Reading passage
= = = = = = =

When the seven-year itch arrived, as it did fashionably late in the eighth year
of our gay marriage, it caught me off guard. I mean, come on: we were the
Valdes Greenwoods, paragons of domestic bliss, so happy I even wrote a weekly
newspaper column about it. In retrospect, that seems like hubris -- and we all
know what pride comes before.
On the morning of our eighth anniversary, we were barely speaking. A subject we
shall call The Elephant had entered our lives. Elephants are big, and we live
in a small house. You can imagine the effect of sharing 700 square feet with
such a large creature. It didn't matter that this was a metaphoric elephant; it
seized as much room as it could, crowding us off into opposite corners, where
we were barely able to see each other past its hulking mass.
We had not prepared for The Elephant's move into our home. It had taken us a
full year even to hang art on the living-room wall, and we still had
half-painted areas upstairs. To say that we hadn't factored in room for The
Elephant -- or considered how to negotiate around one in the unlikely event of
its arrival -- is an understatement. But here was the beast, looming over us
and casting baleful glances our way, as we cowered in our corners, hurling
invective across the room.
We argued about who was most responsible. For each emotional equivalent of "I
never wanted to live in a zoo," there came a rejoinder of, "Well, you're the
one who brought the damn thing into the house!" Round and round we went, until
we got tired of shouting over what we couldn't see past and lapsed into
silence. Quiet can be calming, but not when you use the time to nurse a grudge
or blame the man you love for bringing home The Elephant. Something had to
give.
The answer suggested itself to us in whispers: get therapy. Now, we're not a
therapy couple. Till recently, all our counseling has come from calling our
best friends on the West Coast or simply talking things through with each
other. We're a couple that eats breakfast and dinner together every day, so
most of our processing comes at the table. But past dinner conversations didn't
usually revolve around "you suck" and "you suck more." At a loss as to how to
make progress, and with a mammoth obstacle snoozing in the living room, we knew
we had to act like civilized, modern grown-ups and find ourselves a
therapist.
At first, we approached this task with all the secrecy of a spy mission: no
friends or family were involved, and our search consisted mostly of looking at
counseling ads in a gay newspaper. We called our HMO and got names that didn't
mean anything to us and made lists of questions to ask faceless people. The
Elephant may have been imaginary, but the very real therapists seemed nearly as
intangible and spectral. Maybe that's why we didn't call any of them right
away. Instead, we let things simmer until it was all gloom, all the time.

= = = = = = =

(Stored entries)
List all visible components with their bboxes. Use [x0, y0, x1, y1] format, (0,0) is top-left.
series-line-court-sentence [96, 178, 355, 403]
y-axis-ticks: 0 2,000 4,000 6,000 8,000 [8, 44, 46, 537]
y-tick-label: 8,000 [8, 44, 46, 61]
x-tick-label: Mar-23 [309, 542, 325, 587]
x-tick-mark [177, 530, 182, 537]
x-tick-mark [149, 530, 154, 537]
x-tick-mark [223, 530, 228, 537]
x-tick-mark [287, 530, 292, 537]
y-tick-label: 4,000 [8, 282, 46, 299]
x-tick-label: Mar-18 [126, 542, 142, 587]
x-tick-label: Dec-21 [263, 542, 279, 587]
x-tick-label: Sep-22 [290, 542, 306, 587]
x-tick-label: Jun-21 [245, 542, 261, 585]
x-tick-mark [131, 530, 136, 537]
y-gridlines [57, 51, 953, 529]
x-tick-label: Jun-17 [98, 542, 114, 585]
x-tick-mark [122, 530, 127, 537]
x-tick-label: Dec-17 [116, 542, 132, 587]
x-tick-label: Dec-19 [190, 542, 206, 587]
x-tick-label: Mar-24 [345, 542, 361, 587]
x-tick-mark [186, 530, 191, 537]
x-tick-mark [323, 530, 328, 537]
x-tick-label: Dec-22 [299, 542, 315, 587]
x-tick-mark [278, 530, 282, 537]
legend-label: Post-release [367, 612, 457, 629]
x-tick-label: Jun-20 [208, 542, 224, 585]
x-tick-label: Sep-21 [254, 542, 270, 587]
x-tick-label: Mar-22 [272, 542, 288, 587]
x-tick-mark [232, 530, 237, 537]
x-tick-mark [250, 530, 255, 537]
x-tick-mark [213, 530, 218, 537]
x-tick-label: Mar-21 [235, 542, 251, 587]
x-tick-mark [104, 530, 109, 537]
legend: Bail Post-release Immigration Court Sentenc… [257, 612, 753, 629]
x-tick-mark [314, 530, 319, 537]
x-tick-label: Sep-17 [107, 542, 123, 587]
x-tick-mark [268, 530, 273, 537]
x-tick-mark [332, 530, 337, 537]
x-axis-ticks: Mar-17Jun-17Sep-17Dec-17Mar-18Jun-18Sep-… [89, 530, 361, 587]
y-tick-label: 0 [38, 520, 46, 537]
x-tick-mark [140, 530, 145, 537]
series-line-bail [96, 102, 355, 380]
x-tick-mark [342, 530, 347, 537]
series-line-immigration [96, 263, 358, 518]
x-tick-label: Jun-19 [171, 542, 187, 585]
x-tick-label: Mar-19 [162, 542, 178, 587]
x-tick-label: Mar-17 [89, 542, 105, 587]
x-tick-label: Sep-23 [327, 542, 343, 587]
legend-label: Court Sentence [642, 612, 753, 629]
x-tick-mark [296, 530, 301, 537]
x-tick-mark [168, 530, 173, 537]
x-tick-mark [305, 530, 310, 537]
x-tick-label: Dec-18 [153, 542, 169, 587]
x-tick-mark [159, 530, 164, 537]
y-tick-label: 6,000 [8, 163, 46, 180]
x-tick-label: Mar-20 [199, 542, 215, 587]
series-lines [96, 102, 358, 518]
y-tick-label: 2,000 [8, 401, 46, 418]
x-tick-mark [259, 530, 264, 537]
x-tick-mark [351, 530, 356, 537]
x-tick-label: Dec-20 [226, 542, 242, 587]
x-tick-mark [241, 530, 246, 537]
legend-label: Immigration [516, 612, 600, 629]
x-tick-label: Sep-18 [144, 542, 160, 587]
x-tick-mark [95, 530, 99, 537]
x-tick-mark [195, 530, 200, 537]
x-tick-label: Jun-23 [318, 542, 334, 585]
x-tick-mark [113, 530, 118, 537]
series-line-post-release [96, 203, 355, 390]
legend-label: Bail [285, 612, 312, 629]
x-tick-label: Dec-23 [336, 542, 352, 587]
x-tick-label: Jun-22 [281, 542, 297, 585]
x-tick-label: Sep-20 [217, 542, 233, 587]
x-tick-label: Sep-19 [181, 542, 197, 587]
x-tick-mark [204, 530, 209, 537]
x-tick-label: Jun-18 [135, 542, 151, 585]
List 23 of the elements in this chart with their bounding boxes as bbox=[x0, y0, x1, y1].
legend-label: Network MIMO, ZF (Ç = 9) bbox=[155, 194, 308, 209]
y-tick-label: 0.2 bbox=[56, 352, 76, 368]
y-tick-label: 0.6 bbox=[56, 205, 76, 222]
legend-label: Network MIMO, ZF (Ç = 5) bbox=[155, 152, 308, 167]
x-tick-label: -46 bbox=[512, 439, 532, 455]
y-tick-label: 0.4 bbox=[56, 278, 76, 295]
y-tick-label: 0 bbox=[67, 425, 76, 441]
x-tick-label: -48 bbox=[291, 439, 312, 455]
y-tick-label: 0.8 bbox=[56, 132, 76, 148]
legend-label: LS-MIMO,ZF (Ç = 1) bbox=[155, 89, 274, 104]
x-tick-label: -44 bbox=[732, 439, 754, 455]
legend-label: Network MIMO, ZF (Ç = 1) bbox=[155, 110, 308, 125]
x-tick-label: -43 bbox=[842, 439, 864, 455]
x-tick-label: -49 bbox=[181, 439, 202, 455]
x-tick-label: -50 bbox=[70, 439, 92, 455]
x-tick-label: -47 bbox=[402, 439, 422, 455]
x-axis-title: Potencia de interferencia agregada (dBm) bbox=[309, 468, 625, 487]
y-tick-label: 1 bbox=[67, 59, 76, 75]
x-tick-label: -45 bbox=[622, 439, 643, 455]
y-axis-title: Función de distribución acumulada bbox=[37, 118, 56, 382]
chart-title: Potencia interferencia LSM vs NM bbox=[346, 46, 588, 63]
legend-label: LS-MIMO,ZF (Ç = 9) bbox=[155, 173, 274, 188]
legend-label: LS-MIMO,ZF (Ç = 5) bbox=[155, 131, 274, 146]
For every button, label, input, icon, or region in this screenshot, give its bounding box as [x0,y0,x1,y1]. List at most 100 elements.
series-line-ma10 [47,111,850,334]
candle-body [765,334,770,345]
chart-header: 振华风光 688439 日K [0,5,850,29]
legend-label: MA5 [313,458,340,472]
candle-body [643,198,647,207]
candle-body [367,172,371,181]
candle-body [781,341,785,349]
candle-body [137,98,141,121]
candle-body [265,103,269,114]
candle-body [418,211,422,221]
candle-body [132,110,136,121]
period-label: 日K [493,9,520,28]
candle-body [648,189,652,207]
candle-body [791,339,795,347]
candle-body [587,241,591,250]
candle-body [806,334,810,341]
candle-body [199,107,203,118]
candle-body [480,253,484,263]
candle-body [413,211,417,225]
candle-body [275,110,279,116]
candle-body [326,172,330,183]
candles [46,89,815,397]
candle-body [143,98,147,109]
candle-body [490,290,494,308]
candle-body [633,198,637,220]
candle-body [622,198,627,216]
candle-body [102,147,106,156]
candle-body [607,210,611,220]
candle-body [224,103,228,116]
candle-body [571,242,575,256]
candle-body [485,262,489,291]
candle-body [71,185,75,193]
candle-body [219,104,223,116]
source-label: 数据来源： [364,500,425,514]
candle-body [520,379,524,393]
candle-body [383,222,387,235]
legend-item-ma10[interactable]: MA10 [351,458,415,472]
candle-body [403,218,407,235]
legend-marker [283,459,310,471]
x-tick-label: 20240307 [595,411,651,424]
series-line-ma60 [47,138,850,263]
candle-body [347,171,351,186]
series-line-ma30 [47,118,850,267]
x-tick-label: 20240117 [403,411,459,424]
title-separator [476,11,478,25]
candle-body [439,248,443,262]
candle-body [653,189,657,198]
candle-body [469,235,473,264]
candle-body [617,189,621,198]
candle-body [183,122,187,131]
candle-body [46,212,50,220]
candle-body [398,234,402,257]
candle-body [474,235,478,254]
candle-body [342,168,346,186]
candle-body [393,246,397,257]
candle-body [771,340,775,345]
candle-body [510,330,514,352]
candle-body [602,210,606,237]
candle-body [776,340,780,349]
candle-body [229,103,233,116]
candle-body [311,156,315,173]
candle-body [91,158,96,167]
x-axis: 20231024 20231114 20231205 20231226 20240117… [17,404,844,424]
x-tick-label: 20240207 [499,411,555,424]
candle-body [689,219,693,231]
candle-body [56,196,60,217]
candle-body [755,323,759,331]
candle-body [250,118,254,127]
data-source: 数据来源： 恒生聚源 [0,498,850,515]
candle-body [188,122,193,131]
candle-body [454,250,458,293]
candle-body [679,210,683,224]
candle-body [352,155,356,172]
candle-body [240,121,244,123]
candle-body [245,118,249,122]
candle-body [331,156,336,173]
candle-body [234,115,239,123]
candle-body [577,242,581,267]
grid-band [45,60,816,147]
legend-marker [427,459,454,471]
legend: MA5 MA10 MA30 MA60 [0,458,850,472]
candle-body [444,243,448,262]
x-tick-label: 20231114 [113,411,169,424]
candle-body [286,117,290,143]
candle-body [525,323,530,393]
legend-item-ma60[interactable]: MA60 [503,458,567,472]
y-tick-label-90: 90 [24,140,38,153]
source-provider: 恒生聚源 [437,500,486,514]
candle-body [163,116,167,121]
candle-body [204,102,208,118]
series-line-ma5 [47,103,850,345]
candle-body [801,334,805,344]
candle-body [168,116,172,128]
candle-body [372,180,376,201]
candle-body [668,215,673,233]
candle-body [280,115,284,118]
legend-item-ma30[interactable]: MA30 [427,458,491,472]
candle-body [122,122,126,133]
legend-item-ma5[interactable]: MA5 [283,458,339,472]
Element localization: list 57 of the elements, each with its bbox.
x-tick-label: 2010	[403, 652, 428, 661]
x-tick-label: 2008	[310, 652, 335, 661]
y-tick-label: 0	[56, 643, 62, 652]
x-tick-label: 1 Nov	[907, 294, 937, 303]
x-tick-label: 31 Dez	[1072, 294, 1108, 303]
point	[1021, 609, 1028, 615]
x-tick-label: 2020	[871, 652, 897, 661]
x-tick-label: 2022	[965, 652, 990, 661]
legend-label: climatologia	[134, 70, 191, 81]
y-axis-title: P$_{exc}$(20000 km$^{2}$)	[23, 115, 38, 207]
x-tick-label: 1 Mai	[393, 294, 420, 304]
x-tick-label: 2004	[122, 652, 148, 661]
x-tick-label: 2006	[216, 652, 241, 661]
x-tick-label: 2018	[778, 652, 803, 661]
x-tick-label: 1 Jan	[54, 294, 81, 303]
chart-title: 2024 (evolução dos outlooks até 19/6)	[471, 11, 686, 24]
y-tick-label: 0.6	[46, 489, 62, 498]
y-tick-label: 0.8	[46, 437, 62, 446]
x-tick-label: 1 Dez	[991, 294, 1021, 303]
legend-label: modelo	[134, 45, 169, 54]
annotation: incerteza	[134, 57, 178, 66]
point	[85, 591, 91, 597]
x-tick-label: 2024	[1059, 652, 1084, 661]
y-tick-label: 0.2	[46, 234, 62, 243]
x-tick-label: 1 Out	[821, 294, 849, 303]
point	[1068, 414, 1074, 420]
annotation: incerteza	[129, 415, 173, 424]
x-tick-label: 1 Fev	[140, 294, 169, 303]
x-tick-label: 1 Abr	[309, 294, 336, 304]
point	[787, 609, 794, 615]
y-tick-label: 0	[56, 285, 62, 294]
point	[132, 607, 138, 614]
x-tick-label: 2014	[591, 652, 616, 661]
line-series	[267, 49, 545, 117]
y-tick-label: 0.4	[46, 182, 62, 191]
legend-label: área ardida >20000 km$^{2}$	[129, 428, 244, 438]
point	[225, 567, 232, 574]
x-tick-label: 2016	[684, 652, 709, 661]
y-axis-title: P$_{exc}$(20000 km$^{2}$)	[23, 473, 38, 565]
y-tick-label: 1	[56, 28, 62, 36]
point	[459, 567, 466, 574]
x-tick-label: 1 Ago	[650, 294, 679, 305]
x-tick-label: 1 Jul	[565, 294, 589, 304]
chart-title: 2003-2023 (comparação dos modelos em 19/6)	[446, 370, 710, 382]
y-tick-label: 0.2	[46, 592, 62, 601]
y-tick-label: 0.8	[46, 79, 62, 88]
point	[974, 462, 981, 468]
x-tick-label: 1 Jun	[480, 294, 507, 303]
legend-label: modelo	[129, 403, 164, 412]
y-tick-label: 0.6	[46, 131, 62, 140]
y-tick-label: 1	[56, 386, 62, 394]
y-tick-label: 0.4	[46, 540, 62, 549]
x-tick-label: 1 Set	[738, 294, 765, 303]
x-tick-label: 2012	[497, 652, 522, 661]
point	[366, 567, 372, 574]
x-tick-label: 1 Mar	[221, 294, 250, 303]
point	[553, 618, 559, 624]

= = = = = = =

Problem
Output the passage of the marriage essay above from "At first, we" up to and including "all the time.", copied word for word.

Solution to this problem
At first, we approached this task with all the secrecy of a spy mission: no
friends or family were involved, and our search consisted mostly of looking at
counseling ads in a gay newspaper. We called our HMO and got names that didn't
mean anything to us and made lists of questions to ask faceless people. The
Elephant may have been imaginary, but the very real therapists seemed nearly as
intangible and spectral. Maybe that's why we didn't call any of them right
away. Instead, we let things simmer until it was all gloom, all the time.